_SET PROBLEM_. Find every line with the string "xlabel" in it, count them, and reply with that count only.

Items from a data source:
## Start

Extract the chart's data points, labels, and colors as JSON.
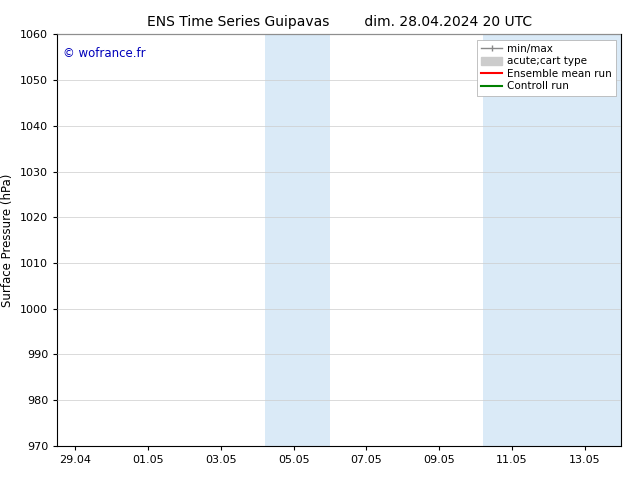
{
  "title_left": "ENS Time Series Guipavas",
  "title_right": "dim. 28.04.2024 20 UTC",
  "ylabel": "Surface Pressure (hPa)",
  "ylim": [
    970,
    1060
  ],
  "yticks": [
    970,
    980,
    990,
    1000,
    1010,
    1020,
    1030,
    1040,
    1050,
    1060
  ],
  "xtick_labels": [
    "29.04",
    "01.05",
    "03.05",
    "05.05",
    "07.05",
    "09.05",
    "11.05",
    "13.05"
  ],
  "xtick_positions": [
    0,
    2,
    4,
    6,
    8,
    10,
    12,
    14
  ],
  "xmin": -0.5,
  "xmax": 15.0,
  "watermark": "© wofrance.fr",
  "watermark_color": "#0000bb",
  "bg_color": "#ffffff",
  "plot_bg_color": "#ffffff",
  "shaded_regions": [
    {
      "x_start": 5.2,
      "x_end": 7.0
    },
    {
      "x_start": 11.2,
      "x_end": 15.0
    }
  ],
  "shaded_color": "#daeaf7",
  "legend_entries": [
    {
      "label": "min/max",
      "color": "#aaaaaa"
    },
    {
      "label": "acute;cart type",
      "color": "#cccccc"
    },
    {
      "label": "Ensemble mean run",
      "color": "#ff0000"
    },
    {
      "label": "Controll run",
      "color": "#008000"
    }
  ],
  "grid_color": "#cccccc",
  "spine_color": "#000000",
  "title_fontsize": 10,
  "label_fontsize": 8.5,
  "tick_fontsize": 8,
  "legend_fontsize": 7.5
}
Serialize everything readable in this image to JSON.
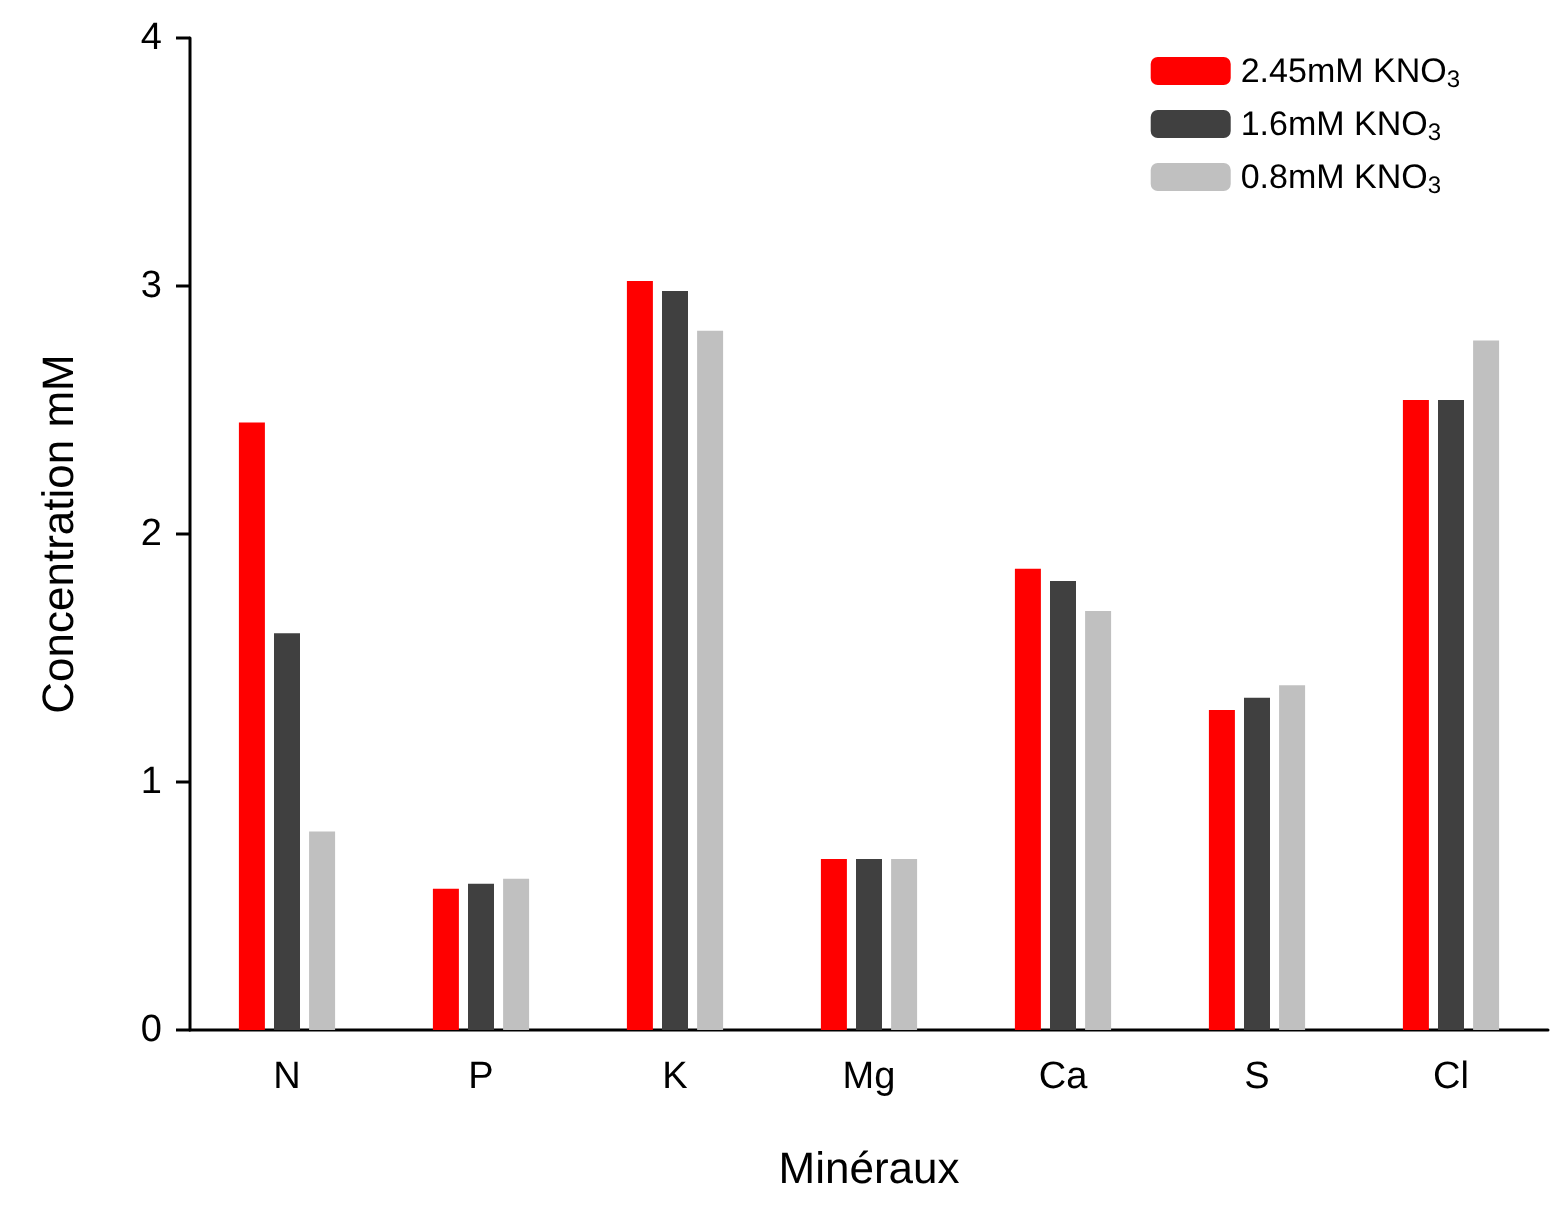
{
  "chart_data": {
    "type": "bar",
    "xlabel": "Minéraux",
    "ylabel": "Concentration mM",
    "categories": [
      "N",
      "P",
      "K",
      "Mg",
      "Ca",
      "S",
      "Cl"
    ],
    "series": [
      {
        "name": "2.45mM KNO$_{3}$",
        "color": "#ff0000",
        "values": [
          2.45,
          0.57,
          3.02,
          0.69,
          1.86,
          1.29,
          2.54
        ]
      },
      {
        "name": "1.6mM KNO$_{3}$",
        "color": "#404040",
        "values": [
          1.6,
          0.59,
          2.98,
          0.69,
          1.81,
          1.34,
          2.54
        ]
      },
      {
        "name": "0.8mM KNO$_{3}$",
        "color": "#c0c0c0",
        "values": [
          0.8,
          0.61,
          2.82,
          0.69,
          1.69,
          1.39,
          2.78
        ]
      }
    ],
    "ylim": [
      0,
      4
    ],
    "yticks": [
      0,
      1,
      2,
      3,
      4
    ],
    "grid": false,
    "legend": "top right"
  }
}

## End
## Start

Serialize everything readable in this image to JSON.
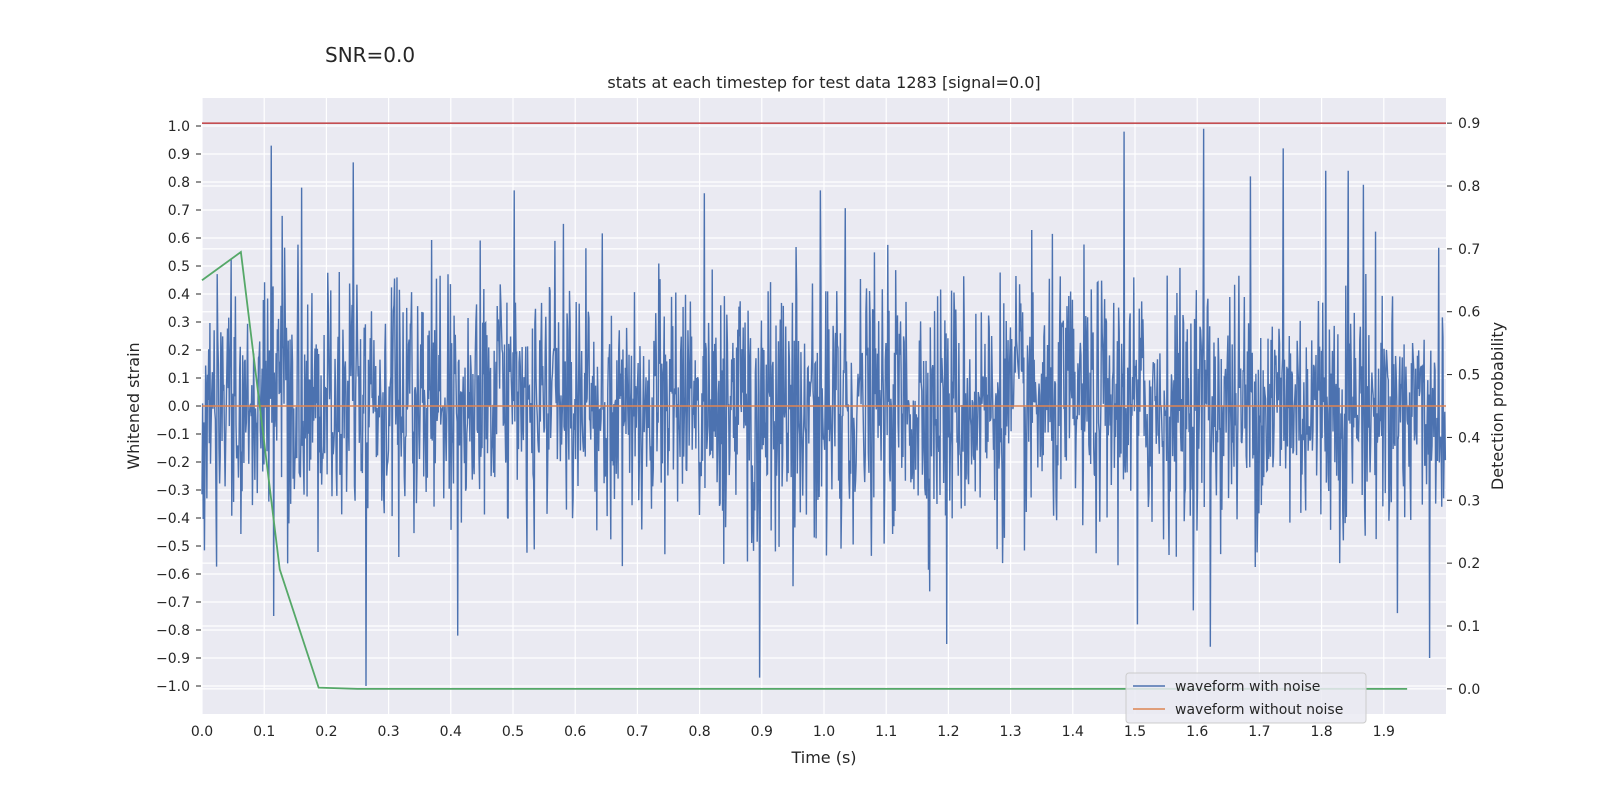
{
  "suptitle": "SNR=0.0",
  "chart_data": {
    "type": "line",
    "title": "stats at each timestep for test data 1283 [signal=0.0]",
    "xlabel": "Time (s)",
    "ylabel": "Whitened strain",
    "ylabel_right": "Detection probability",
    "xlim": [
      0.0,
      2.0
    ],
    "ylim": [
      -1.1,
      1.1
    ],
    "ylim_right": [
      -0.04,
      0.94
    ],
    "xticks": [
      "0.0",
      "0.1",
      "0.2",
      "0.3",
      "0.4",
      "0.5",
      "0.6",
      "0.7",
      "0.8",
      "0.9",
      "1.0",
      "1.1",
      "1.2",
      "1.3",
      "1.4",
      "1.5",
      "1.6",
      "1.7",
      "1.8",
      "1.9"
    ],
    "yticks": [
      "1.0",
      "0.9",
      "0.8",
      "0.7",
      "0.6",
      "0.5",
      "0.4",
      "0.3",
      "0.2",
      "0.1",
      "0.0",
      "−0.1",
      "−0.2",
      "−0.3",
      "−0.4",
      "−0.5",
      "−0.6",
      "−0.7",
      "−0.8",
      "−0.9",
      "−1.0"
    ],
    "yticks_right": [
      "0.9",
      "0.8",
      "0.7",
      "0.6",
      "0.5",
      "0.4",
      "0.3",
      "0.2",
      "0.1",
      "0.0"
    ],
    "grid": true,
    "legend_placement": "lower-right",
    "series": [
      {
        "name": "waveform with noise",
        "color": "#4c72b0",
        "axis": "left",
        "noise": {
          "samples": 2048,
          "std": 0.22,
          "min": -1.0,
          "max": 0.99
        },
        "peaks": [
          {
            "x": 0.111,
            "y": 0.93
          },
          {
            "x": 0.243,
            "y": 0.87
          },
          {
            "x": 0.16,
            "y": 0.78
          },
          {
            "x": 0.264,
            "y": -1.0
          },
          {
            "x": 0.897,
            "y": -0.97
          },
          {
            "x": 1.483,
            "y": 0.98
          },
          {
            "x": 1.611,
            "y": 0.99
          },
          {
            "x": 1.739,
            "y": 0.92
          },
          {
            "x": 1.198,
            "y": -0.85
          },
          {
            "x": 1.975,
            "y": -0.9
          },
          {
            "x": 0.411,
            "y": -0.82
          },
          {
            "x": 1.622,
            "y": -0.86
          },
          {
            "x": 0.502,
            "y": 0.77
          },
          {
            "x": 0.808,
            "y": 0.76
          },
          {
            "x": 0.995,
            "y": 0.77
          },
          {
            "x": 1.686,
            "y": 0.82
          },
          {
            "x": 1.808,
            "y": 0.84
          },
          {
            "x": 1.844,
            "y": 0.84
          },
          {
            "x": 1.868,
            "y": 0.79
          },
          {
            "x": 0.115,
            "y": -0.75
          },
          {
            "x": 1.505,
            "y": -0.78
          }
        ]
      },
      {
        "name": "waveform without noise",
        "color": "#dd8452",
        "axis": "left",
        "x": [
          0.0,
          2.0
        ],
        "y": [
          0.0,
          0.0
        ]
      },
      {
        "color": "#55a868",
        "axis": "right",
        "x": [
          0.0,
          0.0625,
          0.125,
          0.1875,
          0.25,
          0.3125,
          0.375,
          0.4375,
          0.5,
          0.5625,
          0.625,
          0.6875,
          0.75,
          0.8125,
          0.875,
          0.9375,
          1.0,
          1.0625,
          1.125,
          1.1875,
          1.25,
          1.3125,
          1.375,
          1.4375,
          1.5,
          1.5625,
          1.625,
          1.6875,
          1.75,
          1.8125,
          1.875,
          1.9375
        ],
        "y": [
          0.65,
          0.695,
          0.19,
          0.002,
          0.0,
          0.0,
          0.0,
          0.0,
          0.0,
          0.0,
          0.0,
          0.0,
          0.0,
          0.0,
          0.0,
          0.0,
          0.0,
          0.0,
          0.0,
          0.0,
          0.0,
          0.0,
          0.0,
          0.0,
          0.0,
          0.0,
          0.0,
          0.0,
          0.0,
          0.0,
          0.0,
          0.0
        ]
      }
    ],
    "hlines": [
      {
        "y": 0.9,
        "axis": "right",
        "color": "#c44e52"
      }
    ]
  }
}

## End
## Start

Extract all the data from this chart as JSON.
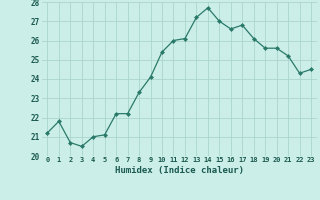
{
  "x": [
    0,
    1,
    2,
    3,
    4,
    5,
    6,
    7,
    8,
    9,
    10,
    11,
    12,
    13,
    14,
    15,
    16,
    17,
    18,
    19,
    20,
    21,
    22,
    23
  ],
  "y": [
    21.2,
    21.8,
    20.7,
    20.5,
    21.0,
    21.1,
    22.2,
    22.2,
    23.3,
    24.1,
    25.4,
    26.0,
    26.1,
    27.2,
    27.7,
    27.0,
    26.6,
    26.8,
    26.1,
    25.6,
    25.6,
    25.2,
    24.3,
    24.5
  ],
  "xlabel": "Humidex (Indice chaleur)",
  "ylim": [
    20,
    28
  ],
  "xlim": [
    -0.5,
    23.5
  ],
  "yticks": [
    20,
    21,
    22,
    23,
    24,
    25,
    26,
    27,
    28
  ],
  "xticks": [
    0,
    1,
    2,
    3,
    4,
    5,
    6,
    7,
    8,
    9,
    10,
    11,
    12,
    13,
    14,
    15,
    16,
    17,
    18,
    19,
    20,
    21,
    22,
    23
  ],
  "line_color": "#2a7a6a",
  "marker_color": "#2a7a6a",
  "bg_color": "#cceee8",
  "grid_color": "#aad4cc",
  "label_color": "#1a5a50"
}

## End

_ANSWER TO THE TASK_. 3